● Work to complete
Each record has to be repeated exactly as given.

● Study material
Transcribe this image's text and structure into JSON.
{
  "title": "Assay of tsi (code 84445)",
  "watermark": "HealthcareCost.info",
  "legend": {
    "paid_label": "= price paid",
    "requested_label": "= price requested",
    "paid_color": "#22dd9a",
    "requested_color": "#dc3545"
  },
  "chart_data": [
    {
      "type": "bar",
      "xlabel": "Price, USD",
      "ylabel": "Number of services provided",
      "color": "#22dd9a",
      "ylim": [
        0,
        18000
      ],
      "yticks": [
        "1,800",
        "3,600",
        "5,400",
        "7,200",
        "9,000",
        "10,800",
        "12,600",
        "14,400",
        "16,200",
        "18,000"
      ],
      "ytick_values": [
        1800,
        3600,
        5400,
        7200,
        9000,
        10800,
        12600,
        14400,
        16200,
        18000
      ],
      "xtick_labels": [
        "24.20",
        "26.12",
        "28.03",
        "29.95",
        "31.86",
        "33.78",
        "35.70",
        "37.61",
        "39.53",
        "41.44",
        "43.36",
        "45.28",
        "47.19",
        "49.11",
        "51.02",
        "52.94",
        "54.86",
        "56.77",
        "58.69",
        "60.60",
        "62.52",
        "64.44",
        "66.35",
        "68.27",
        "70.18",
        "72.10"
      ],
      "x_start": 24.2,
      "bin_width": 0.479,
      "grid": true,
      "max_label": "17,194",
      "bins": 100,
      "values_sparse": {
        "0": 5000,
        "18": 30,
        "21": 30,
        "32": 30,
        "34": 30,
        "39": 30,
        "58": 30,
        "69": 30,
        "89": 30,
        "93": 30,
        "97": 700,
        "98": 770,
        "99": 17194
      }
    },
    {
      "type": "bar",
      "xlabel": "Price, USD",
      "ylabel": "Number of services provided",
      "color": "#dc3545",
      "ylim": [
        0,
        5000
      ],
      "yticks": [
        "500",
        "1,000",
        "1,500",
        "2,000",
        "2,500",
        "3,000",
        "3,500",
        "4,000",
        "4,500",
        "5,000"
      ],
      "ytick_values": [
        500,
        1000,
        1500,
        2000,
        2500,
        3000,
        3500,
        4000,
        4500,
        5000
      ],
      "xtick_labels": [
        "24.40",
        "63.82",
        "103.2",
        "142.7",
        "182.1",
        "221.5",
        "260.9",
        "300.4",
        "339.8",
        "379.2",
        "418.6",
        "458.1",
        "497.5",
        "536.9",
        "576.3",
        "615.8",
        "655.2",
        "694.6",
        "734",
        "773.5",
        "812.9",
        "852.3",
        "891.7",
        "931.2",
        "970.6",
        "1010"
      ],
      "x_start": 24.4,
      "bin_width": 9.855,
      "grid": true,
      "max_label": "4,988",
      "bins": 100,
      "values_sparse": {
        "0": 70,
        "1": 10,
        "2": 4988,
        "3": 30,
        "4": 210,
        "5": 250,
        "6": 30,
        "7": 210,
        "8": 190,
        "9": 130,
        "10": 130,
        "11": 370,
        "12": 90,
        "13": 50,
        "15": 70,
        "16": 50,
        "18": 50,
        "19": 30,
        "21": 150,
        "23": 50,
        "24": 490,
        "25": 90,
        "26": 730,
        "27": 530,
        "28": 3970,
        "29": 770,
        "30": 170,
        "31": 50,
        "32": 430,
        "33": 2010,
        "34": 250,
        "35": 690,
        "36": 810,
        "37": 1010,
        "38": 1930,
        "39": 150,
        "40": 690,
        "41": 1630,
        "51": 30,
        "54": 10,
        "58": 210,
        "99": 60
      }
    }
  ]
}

● Reply
Transcribe this image's text and structure into JSON.
{
  "title": "Assay of tsi (code 84445)",
  "watermark": "HealthcareCost.info",
  "legend": {
    "paid_label": "= price paid",
    "requested_label": "= price requested",
    "paid_color": "#22dd9a",
    "requested_color": "#dc3545"
  },
  "chart_data": [
    {
      "type": "bar",
      "xlabel": "Price, USD",
      "ylabel": "Number of services provided",
      "color": "#22dd9a",
      "ylim": [
        0,
        18000
      ],
      "yticks": [
        "1,800",
        "3,600",
        "5,400",
        "7,200",
        "9,000",
        "10,800",
        "12,600",
        "14,400",
        "16,200",
        "18,000"
      ],
      "ytick_values": [
        1800,
        3600,
        5400,
        7200,
        9000,
        10800,
        12600,
        14400,
        16200,
        18000
      ],
      "xtick_labels": [
        "24.20",
        "26.12",
        "28.03",
        "29.95",
        "31.86",
        "33.78",
        "35.70",
        "37.61",
        "39.53",
        "41.44",
        "43.36",
        "45.28",
        "47.19",
        "49.11",
        "51.02",
        "52.94",
        "54.86",
        "56.77",
        "58.69",
        "60.60",
        "62.52",
        "64.44",
        "66.35",
        "68.27",
        "70.18",
        "72.10"
      ],
      "x_start": 24.2,
      "bin_width": 0.479,
      "grid": true,
      "max_label": "17,194",
      "bins": 100,
      "values_sparse": {
        "0": 5000,
        "18": 30,
        "21": 30,
        "32": 30,
        "34": 30,
        "39": 30,
        "58": 30,
        "69": 30,
        "89": 30,
        "93": 30,
        "97": 700,
        "98": 770,
        "99": 17194
      }
    },
    {
      "type": "bar",
      "xlabel": "Price, USD",
      "ylabel": "Number of services provided",
      "color": "#dc3545",
      "ylim": [
        0,
        5000
      ],
      "yticks": [
        "500",
        "1,000",
        "1,500",
        "2,000",
        "2,500",
        "3,000",
        "3,500",
        "4,000",
        "4,500",
        "5,000"
      ],
      "ytick_values": [
        500,
        1000,
        1500,
        2000,
        2500,
        3000,
        3500,
        4000,
        4500,
        5000
      ],
      "xtick_labels": [
        "24.40",
        "63.82",
        "103.2",
        "142.7",
        "182.1",
        "221.5",
        "260.9",
        "300.4",
        "339.8",
        "379.2",
        "418.6",
        "458.1",
        "497.5",
        "536.9",
        "576.3",
        "615.8",
        "655.2",
        "694.6",
        "734",
        "773.5",
        "812.9",
        "852.3",
        "891.7",
        "931.2",
        "970.6",
        "1010"
      ],
      "x_start": 24.4,
      "bin_width": 9.855,
      "grid": true,
      "max_label": "4,988",
      "bins": 100,
      "values_sparse": {
        "0": 70,
        "1": 10,
        "2": 4988,
        "3": 30,
        "4": 210,
        "5": 250,
        "6": 30,
        "7": 210,
        "8": 190,
        "9": 130,
        "10": 130,
        "11": 370,
        "12": 90,
        "13": 50,
        "15": 70,
        "16": 50,
        "18": 50,
        "19": 30,
        "21": 150,
        "23": 50,
        "24": 490,
        "25": 90,
        "26": 730,
        "27": 530,
        "28": 3970,
        "29": 770,
        "30": 170,
        "31": 50,
        "32": 430,
        "33": 2010,
        "34": 250,
        "35": 690,
        "36": 810,
        "37": 1010,
        "38": 1930,
        "39": 150,
        "40": 690,
        "41": 1630,
        "51": 30,
        "54": 10,
        "58": 210,
        "99": 60
      }
    }
  ]
}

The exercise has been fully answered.